* TASK PROMPT
Transcribe exactly the entries from the "Give me the" line to the end, both included, minus pictures.

* Dataset excerpt

......

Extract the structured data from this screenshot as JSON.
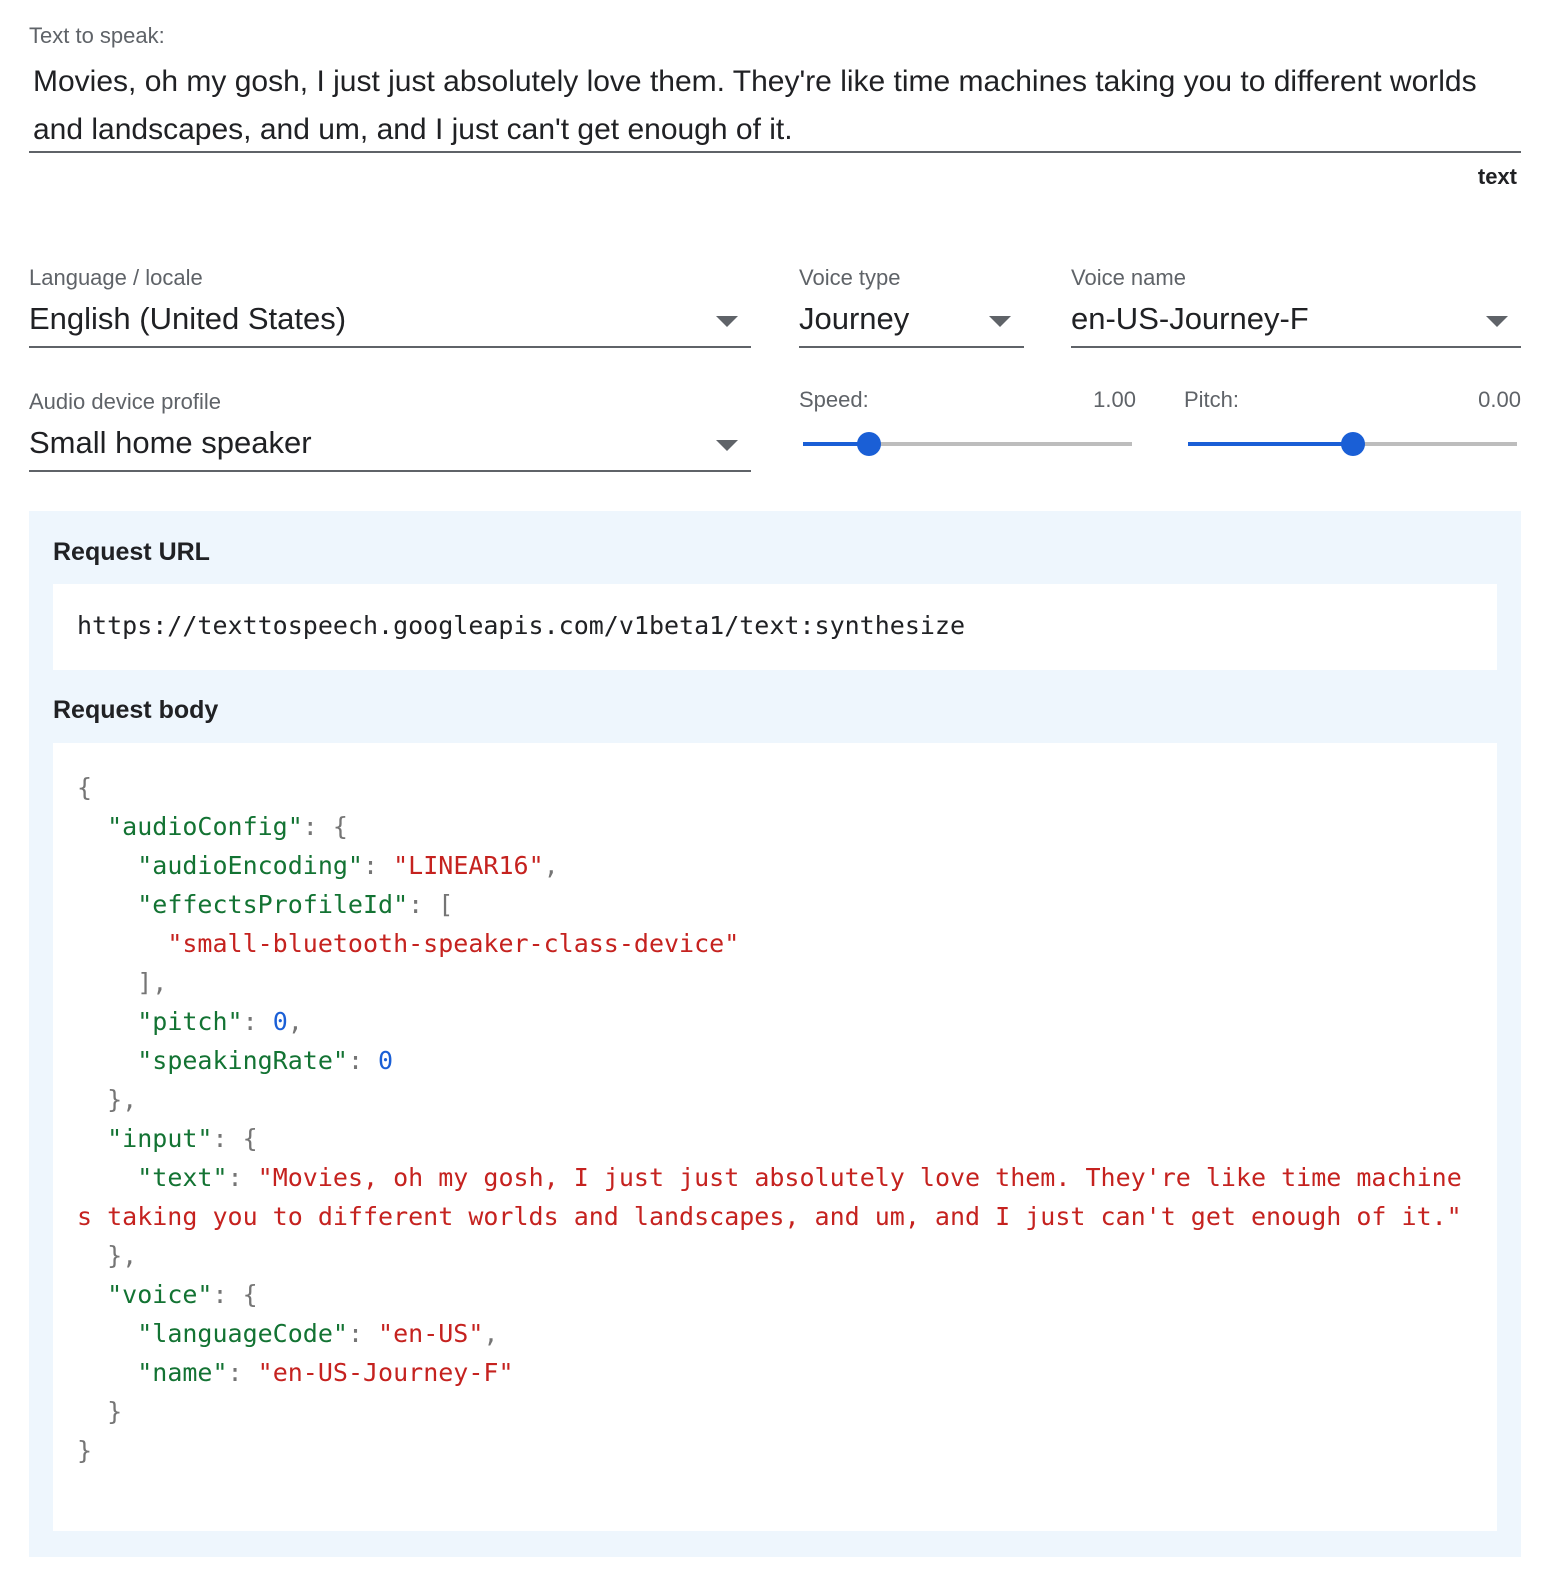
{
  "text_input": {
    "label": "Text to speak:",
    "value": "Movies, oh my gosh, I just just absolutely love them. They're like time machines taking you to different worlds and landscapes, and um, and I just can't get enough of it.",
    "mode": "text"
  },
  "language": {
    "label": "Language / locale",
    "value": "English (United States)",
    "icon": "dropdown-arrow-icon"
  },
  "voice_type": {
    "label": "Voice type",
    "value": "Journey",
    "icon": "dropdown-arrow-icon"
  },
  "voice_name": {
    "label": "Voice name",
    "value": "en-US-Journey-F",
    "icon": "dropdown-arrow-icon"
  },
  "audio_profile": {
    "label": "Audio device profile",
    "value": "Small home speaker",
    "icon": "dropdown-arrow-icon"
  },
  "speed": {
    "label": "Speed:",
    "value": "1.00",
    "level": 0.2
  },
  "pitch": {
    "label": "Pitch:",
    "value": "0.00",
    "level": 0.5
  },
  "request": {
    "url_heading": "Request URL",
    "url": "https://texttospeech.googleapis.com/v1beta1/text:synthesize",
    "body_heading": "Request body",
    "body": {
      "k_audioConfig": "\"audioConfig\"",
      "k_audioEncoding": "\"audioEncoding\"",
      "v_audioEncoding": "\"LINEAR16\"",
      "k_effectsProfileId": "\"effectsProfileId\"",
      "v_effect": "\"small-bluetooth-speaker-class-device\"",
      "k_pitch": "\"pitch\"",
      "v_pitch": "0",
      "k_speakingRate": "\"speakingRate\"",
      "v_speakingRate": "0",
      "k_input": "\"input\"",
      "k_text": "\"text\"",
      "v_text": "\"Movies, oh my gosh, I just just absolutely love them. They're like time machines taking you to different worlds and landscapes, and um, and I just can't get enough of it.\"",
      "k_voice": "\"voice\"",
      "k_languageCode": "\"languageCode\"",
      "v_languageCode": "\"en-US\"",
      "k_name": "\"name\"",
      "v_name": "\"en-US-Journey-F\""
    }
  },
  "colors": {
    "accent": "#1a5fd6",
    "panel_background": "#eef6fd",
    "json_key": "#137333",
    "json_string": "#c5221f",
    "json_number": "#1a5fd6"
  }
}
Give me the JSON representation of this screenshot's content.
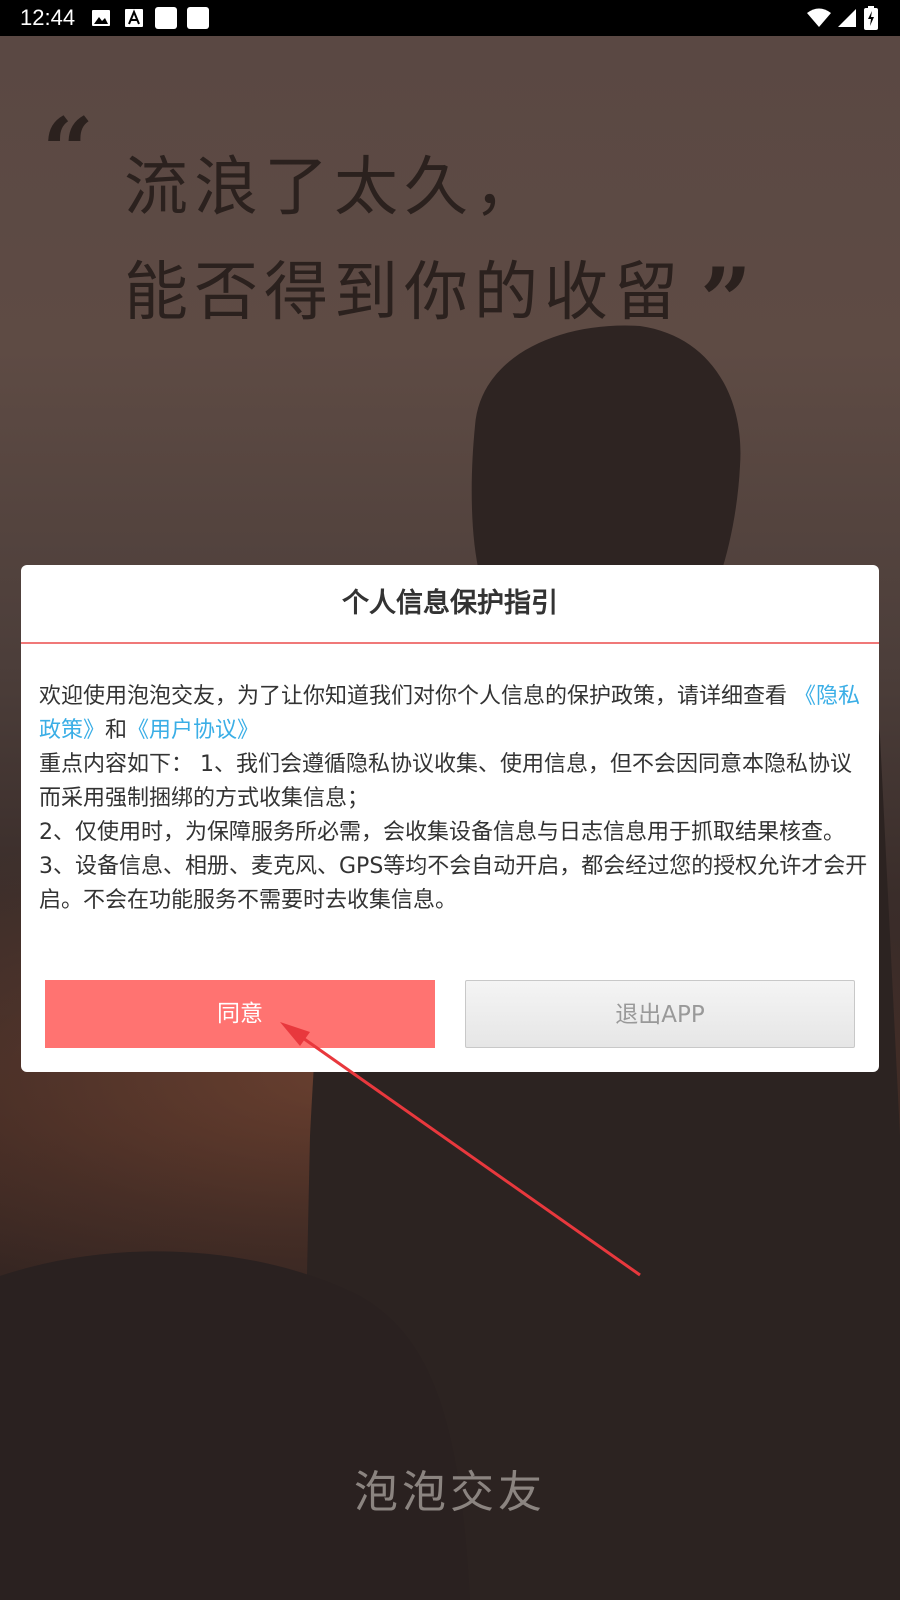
{
  "status_bar": {
    "time": "12:44",
    "icons": [
      "image-icon",
      "a-icon",
      "square-icon",
      "square-icon",
      "wifi-icon",
      "signal-icon",
      "battery-charging-icon"
    ]
  },
  "background": {
    "quote_open": "“",
    "quote_line_1": "流浪了太久，",
    "quote_line_2": "能否得到你的收留",
    "quote_close": "”",
    "brand_name": "泡泡交友"
  },
  "dialog": {
    "title": "个人信息保护指引",
    "intro": "欢迎使用泡泡交友，为了让你知道我们对你个人信息的保护政策，请详细查看",
    "privacy_link": "《隐私政策》",
    "and": "和",
    "user_agreement_link": "《用户协议》",
    "point_1": "重点内容如下： 1、我们会遵循隐私协议收集、使用信息，但不会因同意本隐私协议而采用强制捆绑的方式收集信息；",
    "point_2": " 2、仅使用时，为保障服务所必需，会收集设备信息与日志信息用于抓取结果核查。",
    "point_3": " 3、设备信息、相册、麦克风、GPS等均不会自动开启，都会经过您的授权允许才会开启。不会在功能服务不需要时去收集信息。",
    "agree_button": "同意",
    "exit_button": "退出APP"
  },
  "colors": {
    "accent": "#ff7371",
    "divider": "#f07878",
    "link": "#3aaee6",
    "annotation_arrow": "#e8383d"
  }
}
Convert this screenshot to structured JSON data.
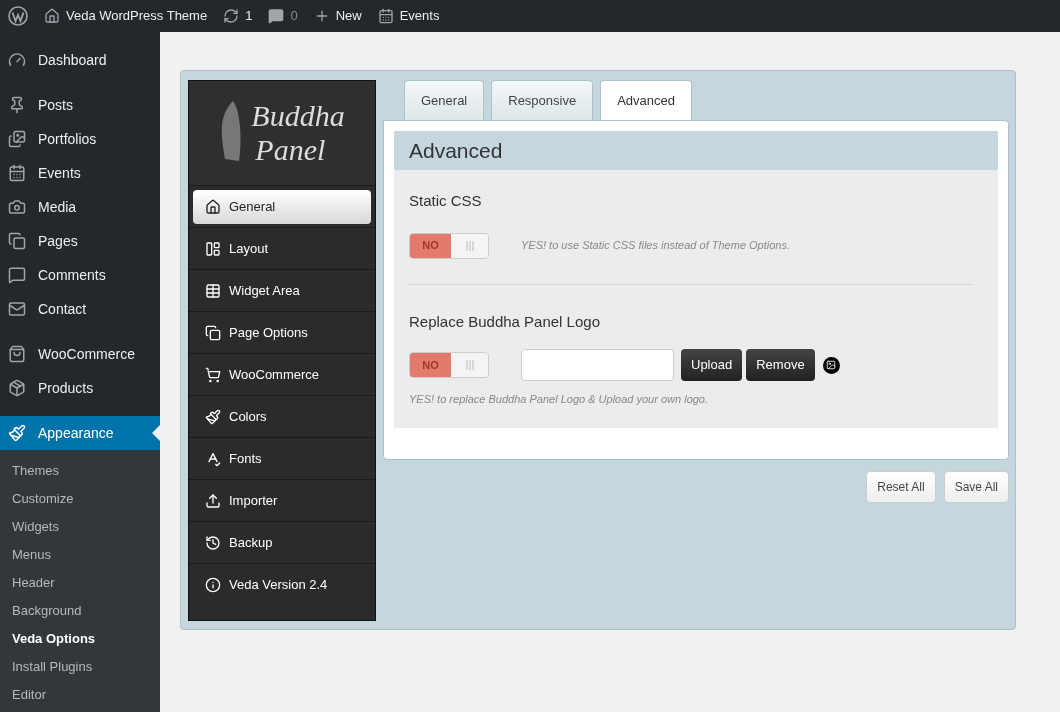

......

* ANSWER IN FULL
Give me the JSON representation of this screenshot's content.
{
  "status_bar": {
    "time": "12:44",
    "icons": [
      "image-icon",
      "a-icon",
      "square-icon",
      "square-icon",
      "wifi-icon",
      "signal-icon",
      "battery-charging-icon"
    ]
  },
  "background": {
    "quote_open": "“",
    "quote_line_1": "流浪了太久，",
    "quote_line_2": "能否得到你的收留",
    "quote_close": "”",
    "brand_name": "泡泡交友"
  },
  "dialog": {
    "title": "个人信息保护指引",
    "intro": "欢迎使用泡泡交友，为了让你知道我们对你个人信息的保护政策，请详细查看",
    "privacy_link": "《隐私政策》",
    "and": "和",
    "user_agreement_link": "《用户协议》",
    "point_1": "重点内容如下： 1、我们会遵循隐私协议收集、使用信息，但不会因同意本隐私协议而采用强制捆绑的方式收集信息；",
    "point_2": " 2、仅使用时，为保障服务所必需，会收集设备信息与日志信息用于抓取结果核查。",
    "point_3": " 3、设备信息、相册、麦克风、GPS等均不会自动开启，都会经过您的授权允许才会开启。不会在功能服务不需要时去收集信息。",
    "agree_button": "同意",
    "exit_button": "退出APP"
  },
  "colors": {
    "accent": "#ff7371",
    "divider": "#f07878",
    "link": "#3aaee6",
    "annotation_arrow": "#e8383d"
  }
}
Convert this screenshot to structured JSON data.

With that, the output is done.